Set task »
Give the listing again exactly, omitting its images.

Material provided »
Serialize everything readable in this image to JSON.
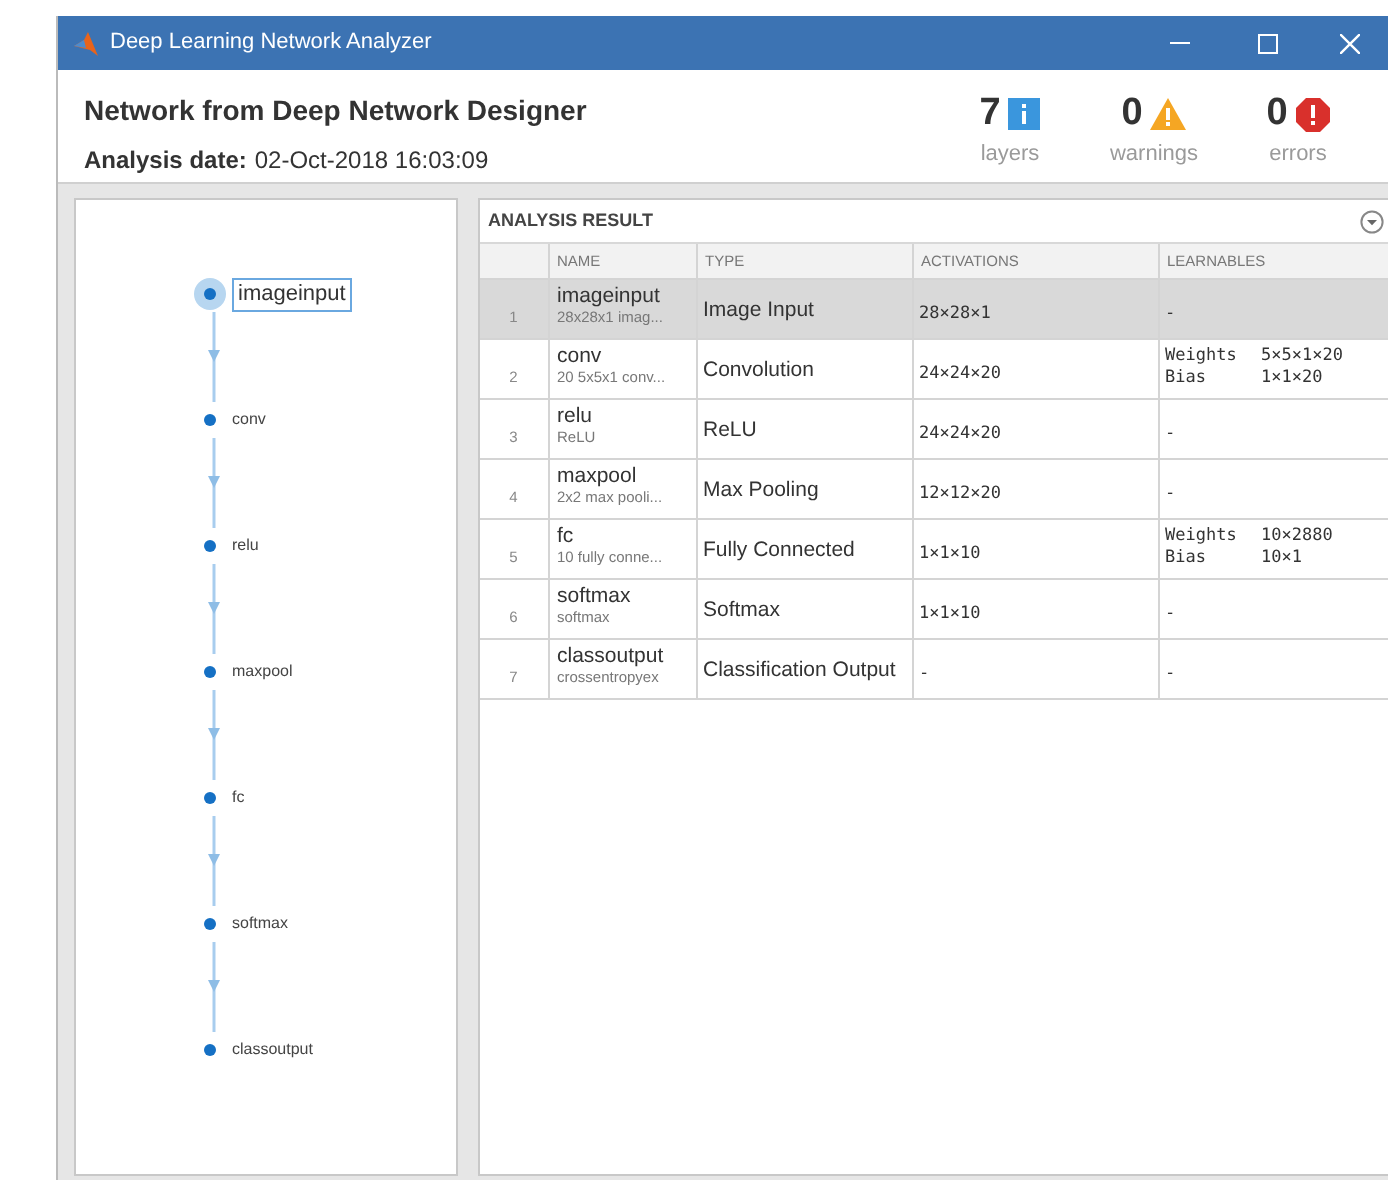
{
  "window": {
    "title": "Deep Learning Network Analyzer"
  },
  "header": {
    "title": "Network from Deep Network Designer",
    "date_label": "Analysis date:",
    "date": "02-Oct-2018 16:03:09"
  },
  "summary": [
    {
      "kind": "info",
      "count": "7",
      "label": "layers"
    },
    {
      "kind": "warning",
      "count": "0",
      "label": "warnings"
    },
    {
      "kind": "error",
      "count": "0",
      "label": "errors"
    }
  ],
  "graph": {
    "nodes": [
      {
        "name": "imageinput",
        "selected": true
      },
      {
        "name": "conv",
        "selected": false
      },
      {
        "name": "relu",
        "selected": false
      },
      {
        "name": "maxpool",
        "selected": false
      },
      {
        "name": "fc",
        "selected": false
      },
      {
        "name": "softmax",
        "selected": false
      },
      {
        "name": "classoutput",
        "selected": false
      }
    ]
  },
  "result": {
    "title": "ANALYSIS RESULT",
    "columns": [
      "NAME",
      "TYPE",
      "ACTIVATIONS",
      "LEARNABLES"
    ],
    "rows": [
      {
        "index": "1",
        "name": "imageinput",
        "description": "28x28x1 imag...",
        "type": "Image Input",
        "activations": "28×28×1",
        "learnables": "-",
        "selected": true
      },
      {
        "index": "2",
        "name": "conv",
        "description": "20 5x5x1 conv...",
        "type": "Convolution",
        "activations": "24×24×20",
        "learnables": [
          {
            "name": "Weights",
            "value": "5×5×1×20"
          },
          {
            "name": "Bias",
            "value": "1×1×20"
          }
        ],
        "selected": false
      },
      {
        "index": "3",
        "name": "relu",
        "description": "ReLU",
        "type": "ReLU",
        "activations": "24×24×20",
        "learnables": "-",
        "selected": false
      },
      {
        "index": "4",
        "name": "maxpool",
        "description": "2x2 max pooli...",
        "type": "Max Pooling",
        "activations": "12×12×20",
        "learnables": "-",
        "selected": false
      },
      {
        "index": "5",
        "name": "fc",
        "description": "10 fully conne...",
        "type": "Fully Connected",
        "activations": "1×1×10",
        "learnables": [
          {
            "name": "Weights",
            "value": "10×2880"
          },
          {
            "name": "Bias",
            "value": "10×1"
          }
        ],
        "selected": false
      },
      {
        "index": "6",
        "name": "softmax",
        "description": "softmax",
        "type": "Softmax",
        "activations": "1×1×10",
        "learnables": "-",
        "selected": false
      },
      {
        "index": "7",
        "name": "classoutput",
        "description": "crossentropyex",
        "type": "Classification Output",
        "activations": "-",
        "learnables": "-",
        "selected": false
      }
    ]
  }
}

Full answer »
Serialize everything readable in this image to JSON.
{
  "window": {
    "title": "Deep Learning Network Analyzer"
  },
  "header": {
    "title": "Network from Deep Network Designer",
    "date_label": "Analysis date:",
    "date": "02-Oct-2018 16:03:09"
  },
  "summary": [
    {
      "kind": "info",
      "count": "7",
      "label": "layers"
    },
    {
      "kind": "warning",
      "count": "0",
      "label": "warnings"
    },
    {
      "kind": "error",
      "count": "0",
      "label": "errors"
    }
  ],
  "graph": {
    "nodes": [
      {
        "name": "imageinput",
        "selected": true
      },
      {
        "name": "conv",
        "selected": false
      },
      {
        "name": "relu",
        "selected": false
      },
      {
        "name": "maxpool",
        "selected": false
      },
      {
        "name": "fc",
        "selected": false
      },
      {
        "name": "softmax",
        "selected": false
      },
      {
        "name": "classoutput",
        "selected": false
      }
    ]
  },
  "result": {
    "title": "ANALYSIS RESULT",
    "columns": [
      "NAME",
      "TYPE",
      "ACTIVATIONS",
      "LEARNABLES"
    ],
    "rows": [
      {
        "index": "1",
        "name": "imageinput",
        "description": "28x28x1 imag...",
        "type": "Image Input",
        "activations": "28×28×1",
        "learnables": "-",
        "selected": true
      },
      {
        "index": "2",
        "name": "conv",
        "description": "20 5x5x1 conv...",
        "type": "Convolution",
        "activations": "24×24×20",
        "learnables": [
          {
            "name": "Weights",
            "value": "5×5×1×20"
          },
          {
            "name": "Bias",
            "value": "1×1×20"
          }
        ],
        "selected": false
      },
      {
        "index": "3",
        "name": "relu",
        "description": "ReLU",
        "type": "ReLU",
        "activations": "24×24×20",
        "learnables": "-",
        "selected": false
      },
      {
        "index": "4",
        "name": "maxpool",
        "description": "2x2 max pooli...",
        "type": "Max Pooling",
        "activations": "12×12×20",
        "learnables": "-",
        "selected": false
      },
      {
        "index": "5",
        "name": "fc",
        "description": "10 fully conne...",
        "type": "Fully Connected",
        "activations": "1×1×10",
        "learnables": [
          {
            "name": "Weights",
            "value": "10×2880"
          },
          {
            "name": "Bias",
            "value": "10×1"
          }
        ],
        "selected": false
      },
      {
        "index": "6",
        "name": "softmax",
        "description": "softmax",
        "type": "Softmax",
        "activations": "1×1×10",
        "learnables": "-",
        "selected": false
      },
      {
        "index": "7",
        "name": "classoutput",
        "description": "crossentropyex",
        "type": "Classification Output",
        "activations": "-",
        "learnables": "-",
        "selected": false
      }
    ]
  }
}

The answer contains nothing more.